INPUT DATA.
-- Start --

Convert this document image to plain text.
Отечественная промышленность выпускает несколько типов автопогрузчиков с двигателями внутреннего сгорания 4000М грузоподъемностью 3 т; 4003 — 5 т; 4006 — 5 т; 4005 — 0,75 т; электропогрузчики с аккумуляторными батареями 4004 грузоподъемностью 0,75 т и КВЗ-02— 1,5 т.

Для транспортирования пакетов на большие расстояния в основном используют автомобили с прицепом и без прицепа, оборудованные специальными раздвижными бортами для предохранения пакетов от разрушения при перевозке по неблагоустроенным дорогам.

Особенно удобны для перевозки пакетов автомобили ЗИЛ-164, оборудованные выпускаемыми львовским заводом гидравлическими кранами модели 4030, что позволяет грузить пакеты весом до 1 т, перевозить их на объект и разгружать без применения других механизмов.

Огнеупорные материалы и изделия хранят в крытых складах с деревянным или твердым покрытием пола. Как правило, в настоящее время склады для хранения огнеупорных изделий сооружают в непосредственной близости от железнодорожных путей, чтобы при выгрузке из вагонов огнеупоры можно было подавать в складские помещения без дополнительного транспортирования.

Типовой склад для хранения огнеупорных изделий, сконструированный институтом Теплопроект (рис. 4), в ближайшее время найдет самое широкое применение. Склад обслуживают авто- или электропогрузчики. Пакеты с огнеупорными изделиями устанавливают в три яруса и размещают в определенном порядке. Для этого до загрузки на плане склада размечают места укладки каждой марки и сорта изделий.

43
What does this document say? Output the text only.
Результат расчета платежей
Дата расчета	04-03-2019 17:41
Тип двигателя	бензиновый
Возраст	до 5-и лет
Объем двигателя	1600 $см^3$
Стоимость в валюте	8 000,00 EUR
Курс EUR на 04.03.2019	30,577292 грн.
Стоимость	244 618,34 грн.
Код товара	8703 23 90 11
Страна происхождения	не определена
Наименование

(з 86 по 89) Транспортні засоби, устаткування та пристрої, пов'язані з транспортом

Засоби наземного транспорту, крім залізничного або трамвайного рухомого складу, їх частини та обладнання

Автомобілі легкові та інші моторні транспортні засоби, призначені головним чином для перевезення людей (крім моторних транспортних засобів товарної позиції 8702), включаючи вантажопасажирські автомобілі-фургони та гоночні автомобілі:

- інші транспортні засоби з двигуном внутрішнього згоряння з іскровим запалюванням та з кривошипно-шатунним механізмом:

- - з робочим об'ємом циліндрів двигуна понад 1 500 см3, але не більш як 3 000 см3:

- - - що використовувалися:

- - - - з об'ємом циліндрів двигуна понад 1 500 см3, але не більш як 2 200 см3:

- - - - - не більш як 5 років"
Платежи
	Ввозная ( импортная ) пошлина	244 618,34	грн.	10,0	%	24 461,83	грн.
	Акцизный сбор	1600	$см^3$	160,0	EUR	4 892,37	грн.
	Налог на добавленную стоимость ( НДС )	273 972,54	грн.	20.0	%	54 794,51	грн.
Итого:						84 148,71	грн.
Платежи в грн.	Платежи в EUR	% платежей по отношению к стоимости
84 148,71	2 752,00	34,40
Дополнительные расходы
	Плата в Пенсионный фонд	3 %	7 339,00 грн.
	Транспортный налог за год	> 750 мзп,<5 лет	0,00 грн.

-- End --

Without omitting anything, output the entries exactly.

Convert this document image to plain text.
Отечественная промышленность выпускает несколько типов автопогрузчиков с двигателями внутреннего сгорания 4000М грузоподъемностью 3 т; 4003 — 5 т; 4006 — 5 т; 4005 — 0,75 т; электропогрузчики с аккумуляторными батареями 4004 грузоподъемностью 0,75 т и КВЗ-02— 1,5 т.

Для транспортирования пакетов на большие расстояния в основном используют автомобили с прицепом и без прицепа, оборудованные специальными раздвижными бортами для предохранения пакетов от разрушения при перевозке по неблагоустроенным дорогам.

Особенно удобны для перевозки пакетов автомобили ЗИЛ-164, оборудованные выпускаемыми львовским заводом гидравлическими кранами модели 4030, что позволяет грузить пакеты весом до 1 т, перевозить их на объект и разгружать без применения других механизмов.

Огнеупорные материалы и изделия хранят в крытых складах с деревянным или твердым покрытием пола. Как правило, в настоящее время склады для хранения огнеупорных изделий сооружают в непосредственной близости от железнодорожных путей, чтобы при выгрузке из вагонов огнеупоры можно было подавать в складские помещения без дополнительного транспортирования.

Типовой склад для хранения огнеупорных изделий, сконструированный институтом Теплопроект (рис. 4), в ближайшее время найдет самое широкое применение. Склад обслуживают авто- или электропогрузчики. Пакеты с огнеупорными изделиями устанавливают в три яруса и размещают в определенном порядке. Для этого до загрузки на плане склада размечают места укладки каждой марки и сорта изделий.

43
What does this document say? Output the text only.
Результат расчета платежей
Дата расчета	04-03-2019 17:41
Тип двигателя	бензиновый
Возраст	до 5-и лет
Объем двигателя	1600 $см^3$
Стоимость в валюте	8 000,00 EUR
Курс EUR на 04.03.2019	30,577292 грн.
Стоимость	244 618,34 грн.
Код товара	8703 23 90 11
Страна происхождения	не определена
Наименование

(з 86 по 89) Транспортні засоби, устаткування та пристрої, пов'язані з транспортом

Засоби наземного транспорту, крім залізничного або трамвайного рухомого складу, їх частини та обладнання

Автомобілі легкові та інші моторні транспортні засоби, призначені головним чином для перевезення людей (крім моторних транспортних засобів товарної позиції 8702), включаючи вантажопасажирські автомобілі-фургони та гоночні автомобілі:

- інші транспортні засоби з двигуном внутрішнього згоряння з іскровим запалюванням та з кривошипно-шатунним механізмом:

- - з робочим об'ємом циліндрів двигуна понад 1 500 см3, але не більш як 3 000 см3:

- - - що використовувалися:

- - - - з об'ємом циліндрів двигуна понад 1 500 см3, але не більш як 2 200 см3:

- - - - - не більш як 5 років"
Платежи
	Ввозная ( импортная ) пошлина	244 618,34	грн.	10,0	%	24 461,83	грн.
	Акцизный сбор	1600	$см^3$	160,0	EUR	4 892,37	грн.
	Налог на добавленную стоимость ( НДС )	273 972,54	грн.	20.0	%	54 794,51	грн.
Итого:						84 148,71	грн.
Платежи в грн.	Платежи в EUR	% платежей по отношению к стоимости
84 148,71	2 752,00	34,40
Дополнительные расходы
	Плата в Пенсионный фонд	3 %	7 339,00 грн.
	Транспортный налог за год	> 750 мзп,<5 лет	0,00 грн.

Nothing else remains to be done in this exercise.